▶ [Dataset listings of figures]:

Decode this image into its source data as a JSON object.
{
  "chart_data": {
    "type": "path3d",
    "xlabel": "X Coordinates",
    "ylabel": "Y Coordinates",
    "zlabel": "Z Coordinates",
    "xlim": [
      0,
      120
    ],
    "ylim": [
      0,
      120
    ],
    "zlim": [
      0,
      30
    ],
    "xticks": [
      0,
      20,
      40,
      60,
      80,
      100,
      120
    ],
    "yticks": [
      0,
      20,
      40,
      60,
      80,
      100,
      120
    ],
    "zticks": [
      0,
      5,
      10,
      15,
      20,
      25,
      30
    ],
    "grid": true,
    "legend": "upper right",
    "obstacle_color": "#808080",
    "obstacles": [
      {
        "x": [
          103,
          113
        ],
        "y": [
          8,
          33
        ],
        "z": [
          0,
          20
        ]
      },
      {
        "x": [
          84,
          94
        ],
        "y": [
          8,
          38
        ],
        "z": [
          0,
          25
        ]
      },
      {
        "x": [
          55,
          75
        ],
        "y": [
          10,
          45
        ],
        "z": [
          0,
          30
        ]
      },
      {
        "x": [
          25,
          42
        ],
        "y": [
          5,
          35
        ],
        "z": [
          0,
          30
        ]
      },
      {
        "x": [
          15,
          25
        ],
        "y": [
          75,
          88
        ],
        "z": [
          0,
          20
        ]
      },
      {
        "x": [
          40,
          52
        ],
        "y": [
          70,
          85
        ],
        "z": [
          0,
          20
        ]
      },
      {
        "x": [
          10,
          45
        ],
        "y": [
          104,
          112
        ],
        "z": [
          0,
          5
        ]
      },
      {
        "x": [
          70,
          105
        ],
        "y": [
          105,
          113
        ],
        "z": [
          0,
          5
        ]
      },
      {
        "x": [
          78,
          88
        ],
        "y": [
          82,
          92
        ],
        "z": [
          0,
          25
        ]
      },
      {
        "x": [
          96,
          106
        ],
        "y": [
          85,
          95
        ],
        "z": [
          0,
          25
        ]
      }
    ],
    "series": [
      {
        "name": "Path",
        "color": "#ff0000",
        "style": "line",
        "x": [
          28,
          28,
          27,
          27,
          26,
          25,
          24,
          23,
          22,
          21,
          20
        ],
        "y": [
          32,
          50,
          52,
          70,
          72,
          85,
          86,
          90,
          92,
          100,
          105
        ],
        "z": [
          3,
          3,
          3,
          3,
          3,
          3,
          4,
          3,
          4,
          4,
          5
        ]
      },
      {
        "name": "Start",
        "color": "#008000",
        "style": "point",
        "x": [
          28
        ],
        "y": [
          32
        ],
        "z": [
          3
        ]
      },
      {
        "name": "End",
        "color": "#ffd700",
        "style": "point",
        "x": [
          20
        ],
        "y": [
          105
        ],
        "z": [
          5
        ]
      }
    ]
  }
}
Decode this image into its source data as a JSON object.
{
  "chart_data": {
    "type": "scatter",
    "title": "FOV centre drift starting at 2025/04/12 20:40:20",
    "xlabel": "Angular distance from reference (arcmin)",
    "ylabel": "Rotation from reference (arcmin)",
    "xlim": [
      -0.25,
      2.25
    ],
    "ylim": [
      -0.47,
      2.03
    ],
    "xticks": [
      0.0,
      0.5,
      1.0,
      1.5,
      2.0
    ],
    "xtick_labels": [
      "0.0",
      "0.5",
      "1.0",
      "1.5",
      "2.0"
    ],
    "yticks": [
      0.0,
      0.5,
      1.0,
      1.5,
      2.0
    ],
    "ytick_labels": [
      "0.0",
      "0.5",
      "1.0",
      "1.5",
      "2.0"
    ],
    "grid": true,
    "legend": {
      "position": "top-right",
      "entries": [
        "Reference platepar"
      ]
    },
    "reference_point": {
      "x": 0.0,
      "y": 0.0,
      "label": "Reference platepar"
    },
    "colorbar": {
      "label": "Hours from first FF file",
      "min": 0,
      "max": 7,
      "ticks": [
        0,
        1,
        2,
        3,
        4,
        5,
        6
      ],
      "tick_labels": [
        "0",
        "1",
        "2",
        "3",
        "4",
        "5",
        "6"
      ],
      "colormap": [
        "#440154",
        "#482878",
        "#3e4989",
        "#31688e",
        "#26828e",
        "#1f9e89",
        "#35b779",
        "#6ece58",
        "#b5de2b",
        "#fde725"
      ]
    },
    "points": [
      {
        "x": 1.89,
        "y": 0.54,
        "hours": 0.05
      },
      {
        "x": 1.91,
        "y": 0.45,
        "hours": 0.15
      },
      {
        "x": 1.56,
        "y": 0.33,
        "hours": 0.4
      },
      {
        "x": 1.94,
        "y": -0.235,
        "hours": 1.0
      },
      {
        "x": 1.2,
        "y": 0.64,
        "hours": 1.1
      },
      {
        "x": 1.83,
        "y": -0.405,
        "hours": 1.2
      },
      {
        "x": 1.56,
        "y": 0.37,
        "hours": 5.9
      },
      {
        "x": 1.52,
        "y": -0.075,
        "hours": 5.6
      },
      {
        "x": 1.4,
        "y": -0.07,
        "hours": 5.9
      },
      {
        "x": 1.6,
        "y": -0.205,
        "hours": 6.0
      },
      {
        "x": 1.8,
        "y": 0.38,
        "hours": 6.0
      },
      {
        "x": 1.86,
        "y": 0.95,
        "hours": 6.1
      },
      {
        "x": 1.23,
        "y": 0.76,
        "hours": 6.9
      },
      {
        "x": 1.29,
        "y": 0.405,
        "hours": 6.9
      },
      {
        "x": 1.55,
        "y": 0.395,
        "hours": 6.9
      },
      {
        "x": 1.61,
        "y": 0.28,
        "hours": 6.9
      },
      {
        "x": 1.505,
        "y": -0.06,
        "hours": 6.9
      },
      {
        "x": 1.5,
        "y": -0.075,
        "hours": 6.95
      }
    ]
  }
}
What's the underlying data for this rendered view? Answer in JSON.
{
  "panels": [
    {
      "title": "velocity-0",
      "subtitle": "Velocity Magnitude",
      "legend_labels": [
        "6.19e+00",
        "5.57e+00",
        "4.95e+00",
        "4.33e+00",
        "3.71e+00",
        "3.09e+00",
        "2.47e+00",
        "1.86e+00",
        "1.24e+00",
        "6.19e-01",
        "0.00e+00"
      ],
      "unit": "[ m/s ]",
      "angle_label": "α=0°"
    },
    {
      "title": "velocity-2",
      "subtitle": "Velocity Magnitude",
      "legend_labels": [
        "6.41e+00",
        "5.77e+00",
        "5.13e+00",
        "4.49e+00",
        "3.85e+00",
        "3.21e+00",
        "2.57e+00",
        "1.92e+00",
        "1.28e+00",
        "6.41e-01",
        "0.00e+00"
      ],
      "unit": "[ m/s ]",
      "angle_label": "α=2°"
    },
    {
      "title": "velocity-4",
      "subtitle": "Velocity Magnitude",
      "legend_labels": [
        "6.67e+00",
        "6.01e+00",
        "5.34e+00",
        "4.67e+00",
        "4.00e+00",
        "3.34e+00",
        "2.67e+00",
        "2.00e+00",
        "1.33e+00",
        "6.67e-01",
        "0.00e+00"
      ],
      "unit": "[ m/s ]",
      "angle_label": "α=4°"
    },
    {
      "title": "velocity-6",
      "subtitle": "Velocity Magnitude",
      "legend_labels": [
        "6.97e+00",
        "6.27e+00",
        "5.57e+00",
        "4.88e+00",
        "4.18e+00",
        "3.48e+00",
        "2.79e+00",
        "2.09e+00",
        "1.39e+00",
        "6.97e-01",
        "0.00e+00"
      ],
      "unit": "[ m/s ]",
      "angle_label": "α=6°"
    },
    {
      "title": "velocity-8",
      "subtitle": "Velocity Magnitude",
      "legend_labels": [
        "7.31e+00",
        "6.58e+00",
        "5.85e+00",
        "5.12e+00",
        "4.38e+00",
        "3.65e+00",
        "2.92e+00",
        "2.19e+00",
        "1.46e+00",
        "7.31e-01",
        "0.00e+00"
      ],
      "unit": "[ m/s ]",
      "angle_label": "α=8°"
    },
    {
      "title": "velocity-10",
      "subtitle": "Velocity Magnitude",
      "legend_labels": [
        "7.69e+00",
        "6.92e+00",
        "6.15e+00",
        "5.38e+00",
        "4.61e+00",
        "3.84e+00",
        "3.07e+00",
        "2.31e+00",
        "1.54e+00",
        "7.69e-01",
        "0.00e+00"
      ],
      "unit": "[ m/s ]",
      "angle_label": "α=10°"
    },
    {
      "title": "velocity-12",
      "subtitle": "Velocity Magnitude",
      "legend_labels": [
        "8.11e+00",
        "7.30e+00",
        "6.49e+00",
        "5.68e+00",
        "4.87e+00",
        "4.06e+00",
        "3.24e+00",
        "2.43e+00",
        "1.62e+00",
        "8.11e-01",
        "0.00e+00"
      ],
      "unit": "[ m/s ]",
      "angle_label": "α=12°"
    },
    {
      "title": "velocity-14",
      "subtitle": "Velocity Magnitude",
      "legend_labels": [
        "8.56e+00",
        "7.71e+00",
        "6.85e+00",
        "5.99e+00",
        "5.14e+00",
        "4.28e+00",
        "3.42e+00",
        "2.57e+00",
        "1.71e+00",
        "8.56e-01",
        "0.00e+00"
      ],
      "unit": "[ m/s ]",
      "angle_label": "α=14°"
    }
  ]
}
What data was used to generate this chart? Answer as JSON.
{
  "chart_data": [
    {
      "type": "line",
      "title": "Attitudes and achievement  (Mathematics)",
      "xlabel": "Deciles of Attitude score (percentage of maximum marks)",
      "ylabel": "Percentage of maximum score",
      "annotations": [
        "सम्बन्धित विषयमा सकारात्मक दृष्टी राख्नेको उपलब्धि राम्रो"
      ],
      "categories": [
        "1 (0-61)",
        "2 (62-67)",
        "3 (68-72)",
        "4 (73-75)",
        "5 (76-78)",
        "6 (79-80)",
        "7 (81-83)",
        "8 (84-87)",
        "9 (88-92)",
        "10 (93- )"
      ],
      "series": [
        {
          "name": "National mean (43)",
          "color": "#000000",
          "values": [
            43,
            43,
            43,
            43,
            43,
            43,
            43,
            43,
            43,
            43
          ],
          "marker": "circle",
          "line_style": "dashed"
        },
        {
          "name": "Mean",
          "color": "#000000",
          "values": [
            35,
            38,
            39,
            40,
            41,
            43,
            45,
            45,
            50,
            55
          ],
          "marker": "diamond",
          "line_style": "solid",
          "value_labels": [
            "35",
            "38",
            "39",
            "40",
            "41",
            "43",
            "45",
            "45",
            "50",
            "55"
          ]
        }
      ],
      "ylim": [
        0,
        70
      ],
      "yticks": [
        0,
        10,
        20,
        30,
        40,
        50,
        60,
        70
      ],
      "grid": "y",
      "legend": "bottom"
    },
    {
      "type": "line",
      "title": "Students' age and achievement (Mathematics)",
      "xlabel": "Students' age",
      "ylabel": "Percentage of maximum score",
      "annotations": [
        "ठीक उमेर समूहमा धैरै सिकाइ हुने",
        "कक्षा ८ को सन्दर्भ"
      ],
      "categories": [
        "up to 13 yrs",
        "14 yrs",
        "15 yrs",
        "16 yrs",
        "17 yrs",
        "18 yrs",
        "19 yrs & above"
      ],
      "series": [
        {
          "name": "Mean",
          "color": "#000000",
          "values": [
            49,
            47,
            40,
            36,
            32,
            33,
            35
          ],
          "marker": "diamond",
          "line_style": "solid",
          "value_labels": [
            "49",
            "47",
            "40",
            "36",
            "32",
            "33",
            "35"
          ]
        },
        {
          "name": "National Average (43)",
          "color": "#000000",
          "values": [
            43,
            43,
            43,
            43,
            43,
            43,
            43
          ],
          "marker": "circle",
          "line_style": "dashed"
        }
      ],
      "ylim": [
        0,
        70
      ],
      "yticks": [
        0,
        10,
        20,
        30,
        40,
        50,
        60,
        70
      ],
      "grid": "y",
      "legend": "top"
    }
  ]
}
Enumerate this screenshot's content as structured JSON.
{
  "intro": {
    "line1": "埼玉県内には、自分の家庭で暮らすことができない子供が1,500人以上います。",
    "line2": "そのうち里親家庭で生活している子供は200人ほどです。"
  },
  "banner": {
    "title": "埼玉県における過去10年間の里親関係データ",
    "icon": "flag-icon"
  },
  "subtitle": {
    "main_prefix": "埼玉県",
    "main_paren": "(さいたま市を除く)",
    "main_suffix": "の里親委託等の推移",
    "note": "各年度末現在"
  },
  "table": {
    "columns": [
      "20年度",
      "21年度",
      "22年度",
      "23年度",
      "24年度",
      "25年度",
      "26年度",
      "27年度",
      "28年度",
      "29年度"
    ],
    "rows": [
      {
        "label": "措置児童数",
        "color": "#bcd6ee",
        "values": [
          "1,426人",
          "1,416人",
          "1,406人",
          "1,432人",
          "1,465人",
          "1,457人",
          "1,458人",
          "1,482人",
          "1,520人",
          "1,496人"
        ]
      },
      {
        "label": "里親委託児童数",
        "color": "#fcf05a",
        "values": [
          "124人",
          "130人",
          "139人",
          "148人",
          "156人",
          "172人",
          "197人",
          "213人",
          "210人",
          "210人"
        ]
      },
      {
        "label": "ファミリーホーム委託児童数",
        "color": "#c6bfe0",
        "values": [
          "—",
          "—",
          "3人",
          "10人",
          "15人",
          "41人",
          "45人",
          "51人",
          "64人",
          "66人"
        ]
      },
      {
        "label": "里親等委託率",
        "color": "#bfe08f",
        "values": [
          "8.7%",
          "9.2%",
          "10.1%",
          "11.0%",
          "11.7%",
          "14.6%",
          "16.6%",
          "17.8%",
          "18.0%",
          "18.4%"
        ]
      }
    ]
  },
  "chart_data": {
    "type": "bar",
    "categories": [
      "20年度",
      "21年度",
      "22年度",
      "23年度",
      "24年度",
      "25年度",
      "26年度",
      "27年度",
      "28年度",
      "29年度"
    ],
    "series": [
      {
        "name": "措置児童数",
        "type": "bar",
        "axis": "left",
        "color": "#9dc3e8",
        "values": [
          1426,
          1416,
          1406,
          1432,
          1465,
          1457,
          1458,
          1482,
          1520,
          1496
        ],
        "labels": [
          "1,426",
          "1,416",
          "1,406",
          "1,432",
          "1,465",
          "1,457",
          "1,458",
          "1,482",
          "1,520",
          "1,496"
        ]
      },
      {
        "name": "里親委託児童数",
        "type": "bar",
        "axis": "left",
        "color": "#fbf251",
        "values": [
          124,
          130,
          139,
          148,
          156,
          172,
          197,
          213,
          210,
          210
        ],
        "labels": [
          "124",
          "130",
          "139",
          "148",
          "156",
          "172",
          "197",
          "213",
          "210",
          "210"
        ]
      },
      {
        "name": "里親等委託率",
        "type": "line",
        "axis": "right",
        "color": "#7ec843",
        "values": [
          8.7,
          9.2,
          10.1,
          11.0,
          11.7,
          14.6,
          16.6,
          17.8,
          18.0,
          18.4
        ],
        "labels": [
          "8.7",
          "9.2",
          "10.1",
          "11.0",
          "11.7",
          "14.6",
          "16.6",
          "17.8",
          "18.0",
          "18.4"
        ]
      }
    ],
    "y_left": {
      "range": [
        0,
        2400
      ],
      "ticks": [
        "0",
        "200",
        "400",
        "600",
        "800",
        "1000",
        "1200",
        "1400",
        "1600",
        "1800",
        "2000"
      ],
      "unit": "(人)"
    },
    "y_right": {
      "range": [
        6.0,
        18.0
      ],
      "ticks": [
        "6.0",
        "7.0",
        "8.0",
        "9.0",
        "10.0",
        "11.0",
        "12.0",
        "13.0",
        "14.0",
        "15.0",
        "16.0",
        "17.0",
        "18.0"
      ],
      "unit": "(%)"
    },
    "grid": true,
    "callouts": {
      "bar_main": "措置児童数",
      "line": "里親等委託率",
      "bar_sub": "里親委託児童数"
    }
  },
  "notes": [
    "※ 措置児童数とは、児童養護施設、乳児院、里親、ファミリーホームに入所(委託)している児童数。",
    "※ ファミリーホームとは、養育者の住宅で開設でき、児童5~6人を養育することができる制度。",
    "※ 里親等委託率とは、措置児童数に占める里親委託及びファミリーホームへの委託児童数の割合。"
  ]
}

▶ [EXERCISE BRIEF]: Identify the lines of the entries containing the string "platepar". Copy each such line.

▶ [CORRECT RESPONSE]:
        "Reference platepar"
      "label": "Reference platepar"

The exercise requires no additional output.